### Data for processing:
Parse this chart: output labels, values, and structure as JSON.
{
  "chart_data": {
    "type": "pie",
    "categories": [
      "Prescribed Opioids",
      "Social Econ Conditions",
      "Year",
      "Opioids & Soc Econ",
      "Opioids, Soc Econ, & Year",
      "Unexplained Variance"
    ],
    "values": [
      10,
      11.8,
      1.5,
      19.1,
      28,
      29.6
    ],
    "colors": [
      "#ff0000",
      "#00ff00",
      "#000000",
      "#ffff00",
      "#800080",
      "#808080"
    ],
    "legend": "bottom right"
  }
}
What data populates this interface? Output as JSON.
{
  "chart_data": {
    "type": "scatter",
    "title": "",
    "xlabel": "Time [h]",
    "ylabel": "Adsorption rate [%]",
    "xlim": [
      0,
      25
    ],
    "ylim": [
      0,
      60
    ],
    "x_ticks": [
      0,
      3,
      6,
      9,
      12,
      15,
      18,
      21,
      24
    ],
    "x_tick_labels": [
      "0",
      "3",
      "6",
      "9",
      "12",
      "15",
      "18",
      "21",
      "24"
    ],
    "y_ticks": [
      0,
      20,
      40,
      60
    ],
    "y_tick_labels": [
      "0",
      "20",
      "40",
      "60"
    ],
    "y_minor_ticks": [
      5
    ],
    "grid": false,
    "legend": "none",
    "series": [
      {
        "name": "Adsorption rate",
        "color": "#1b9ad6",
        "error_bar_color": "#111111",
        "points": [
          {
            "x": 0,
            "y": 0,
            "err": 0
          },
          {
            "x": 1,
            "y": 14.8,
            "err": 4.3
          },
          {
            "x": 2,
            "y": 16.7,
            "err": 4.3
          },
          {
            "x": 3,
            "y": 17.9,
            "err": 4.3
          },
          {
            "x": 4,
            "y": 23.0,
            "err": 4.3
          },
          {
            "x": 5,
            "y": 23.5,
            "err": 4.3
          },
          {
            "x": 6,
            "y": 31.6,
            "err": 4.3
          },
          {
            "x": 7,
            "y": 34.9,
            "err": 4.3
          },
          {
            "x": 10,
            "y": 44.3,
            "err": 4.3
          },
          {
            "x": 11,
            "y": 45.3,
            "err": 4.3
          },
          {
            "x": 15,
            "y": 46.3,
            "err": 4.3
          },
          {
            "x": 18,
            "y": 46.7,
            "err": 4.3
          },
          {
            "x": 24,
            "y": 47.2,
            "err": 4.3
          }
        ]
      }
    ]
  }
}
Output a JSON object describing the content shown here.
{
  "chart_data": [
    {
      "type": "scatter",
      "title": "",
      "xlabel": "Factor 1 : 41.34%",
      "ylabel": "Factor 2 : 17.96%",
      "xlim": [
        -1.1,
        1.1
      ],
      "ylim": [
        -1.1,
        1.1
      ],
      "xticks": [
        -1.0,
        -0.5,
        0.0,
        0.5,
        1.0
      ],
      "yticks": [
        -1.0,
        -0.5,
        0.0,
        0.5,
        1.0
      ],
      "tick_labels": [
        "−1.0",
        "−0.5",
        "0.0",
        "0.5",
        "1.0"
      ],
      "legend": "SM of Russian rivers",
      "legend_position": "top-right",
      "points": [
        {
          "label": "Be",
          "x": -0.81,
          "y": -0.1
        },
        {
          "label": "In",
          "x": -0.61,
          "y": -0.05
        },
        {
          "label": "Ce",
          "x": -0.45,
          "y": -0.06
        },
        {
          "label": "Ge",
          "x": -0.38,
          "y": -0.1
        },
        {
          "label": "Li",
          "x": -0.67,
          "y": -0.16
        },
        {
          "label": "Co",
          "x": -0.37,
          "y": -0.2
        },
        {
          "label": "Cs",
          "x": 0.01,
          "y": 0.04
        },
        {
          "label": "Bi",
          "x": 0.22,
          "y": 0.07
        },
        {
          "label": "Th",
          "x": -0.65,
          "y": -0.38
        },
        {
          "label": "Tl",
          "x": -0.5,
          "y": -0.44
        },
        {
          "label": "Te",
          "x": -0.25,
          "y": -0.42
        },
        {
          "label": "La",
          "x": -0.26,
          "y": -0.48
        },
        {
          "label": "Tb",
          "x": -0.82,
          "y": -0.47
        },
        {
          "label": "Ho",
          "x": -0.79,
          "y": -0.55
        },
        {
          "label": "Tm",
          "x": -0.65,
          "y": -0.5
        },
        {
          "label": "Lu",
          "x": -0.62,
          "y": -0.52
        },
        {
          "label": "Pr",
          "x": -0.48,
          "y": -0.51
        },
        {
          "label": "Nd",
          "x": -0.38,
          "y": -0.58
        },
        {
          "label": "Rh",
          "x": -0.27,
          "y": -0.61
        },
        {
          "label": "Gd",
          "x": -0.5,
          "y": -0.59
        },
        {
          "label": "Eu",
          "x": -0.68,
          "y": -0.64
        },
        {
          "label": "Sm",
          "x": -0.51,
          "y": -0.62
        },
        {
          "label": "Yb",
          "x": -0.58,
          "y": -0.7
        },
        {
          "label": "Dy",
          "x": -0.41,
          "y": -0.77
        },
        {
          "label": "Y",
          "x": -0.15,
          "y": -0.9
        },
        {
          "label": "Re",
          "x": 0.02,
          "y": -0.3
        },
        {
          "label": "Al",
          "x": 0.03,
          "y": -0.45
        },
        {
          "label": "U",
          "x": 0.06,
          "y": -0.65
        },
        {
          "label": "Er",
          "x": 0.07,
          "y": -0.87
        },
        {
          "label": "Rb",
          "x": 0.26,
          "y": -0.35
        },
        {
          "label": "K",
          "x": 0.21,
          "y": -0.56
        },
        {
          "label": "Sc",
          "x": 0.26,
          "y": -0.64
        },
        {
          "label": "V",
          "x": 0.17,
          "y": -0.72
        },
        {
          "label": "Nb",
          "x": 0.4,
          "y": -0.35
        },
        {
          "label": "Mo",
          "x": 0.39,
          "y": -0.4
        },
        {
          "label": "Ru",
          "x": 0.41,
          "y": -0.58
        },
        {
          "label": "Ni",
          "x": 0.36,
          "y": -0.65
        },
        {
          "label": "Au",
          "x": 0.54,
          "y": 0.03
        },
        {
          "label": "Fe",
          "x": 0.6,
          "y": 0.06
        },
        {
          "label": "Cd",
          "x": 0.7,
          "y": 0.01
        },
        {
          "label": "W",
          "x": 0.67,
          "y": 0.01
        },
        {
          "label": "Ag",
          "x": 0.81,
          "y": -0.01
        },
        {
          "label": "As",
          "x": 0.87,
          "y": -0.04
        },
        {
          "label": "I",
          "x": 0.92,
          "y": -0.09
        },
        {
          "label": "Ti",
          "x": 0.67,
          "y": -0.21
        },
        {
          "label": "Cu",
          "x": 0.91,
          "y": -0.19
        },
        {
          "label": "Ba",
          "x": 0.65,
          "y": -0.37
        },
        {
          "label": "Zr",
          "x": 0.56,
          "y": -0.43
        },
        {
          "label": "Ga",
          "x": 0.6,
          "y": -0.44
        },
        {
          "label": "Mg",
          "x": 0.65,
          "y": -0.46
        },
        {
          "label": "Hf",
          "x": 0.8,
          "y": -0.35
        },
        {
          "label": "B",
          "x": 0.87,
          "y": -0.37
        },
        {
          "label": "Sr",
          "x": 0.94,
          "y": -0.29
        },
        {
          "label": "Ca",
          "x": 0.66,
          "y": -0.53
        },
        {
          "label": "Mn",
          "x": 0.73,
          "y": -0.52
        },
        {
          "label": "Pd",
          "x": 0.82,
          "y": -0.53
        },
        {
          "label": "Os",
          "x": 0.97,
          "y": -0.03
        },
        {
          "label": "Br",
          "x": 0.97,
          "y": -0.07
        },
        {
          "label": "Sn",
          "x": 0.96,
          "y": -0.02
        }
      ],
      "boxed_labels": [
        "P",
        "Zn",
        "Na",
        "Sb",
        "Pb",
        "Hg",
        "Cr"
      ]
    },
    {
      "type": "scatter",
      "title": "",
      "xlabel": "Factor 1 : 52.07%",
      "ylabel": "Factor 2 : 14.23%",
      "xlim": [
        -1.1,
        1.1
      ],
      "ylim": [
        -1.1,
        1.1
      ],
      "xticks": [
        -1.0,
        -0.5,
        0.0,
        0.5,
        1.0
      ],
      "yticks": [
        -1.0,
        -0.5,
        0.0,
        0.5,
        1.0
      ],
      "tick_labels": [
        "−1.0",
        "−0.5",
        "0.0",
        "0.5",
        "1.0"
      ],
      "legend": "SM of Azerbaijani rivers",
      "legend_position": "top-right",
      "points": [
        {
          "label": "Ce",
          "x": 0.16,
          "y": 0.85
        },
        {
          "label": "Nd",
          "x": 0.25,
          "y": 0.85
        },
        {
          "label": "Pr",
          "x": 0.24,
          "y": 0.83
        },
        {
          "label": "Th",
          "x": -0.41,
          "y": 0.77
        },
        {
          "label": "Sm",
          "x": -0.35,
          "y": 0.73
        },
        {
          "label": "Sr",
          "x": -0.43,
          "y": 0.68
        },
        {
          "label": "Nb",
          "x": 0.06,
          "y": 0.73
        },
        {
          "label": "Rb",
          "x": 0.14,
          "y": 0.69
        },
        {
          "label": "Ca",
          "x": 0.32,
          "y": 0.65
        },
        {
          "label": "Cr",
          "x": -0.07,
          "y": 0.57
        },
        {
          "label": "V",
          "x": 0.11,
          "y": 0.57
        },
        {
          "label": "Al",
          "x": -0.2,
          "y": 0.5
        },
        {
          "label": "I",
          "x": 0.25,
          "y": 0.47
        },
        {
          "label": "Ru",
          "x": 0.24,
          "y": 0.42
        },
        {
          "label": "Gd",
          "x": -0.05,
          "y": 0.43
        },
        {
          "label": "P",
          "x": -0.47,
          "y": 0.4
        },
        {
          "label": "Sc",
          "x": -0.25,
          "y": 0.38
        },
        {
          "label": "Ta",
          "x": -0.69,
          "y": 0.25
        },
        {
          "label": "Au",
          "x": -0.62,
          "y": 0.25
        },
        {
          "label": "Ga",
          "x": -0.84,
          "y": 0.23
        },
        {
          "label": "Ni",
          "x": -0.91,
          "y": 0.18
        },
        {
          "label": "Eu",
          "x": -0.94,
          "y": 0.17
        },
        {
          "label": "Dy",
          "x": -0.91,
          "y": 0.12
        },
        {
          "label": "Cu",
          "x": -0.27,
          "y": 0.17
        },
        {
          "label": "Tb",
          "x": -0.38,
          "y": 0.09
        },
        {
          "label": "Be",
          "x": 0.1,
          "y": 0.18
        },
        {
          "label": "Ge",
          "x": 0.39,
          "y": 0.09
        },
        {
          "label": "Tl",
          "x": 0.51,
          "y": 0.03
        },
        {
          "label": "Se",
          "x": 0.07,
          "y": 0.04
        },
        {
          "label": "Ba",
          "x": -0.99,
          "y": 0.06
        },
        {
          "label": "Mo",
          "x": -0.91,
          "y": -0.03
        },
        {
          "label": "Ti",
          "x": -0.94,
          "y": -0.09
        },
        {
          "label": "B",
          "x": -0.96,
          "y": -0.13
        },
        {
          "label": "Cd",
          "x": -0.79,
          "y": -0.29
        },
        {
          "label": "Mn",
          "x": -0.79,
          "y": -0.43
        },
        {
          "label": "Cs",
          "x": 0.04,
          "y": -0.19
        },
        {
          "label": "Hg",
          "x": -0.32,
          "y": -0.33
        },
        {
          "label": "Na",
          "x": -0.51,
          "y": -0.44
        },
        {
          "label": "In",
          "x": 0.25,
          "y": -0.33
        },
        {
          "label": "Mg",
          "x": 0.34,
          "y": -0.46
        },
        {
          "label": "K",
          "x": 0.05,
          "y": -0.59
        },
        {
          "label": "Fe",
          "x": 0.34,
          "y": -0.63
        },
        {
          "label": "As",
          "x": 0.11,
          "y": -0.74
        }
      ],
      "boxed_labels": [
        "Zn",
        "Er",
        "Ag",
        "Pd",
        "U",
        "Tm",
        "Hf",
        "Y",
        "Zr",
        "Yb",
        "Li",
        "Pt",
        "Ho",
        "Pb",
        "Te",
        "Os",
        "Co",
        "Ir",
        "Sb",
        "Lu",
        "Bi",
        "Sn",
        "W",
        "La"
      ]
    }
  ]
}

### What is needed:
Look for the word "Opioids" in every line of the listing and copy the lines that have it.

### Exercise response:
      "Prescribed Opioids",
      "Opioids & Soc Econ",
      "Opioids, Soc Econ, & Year",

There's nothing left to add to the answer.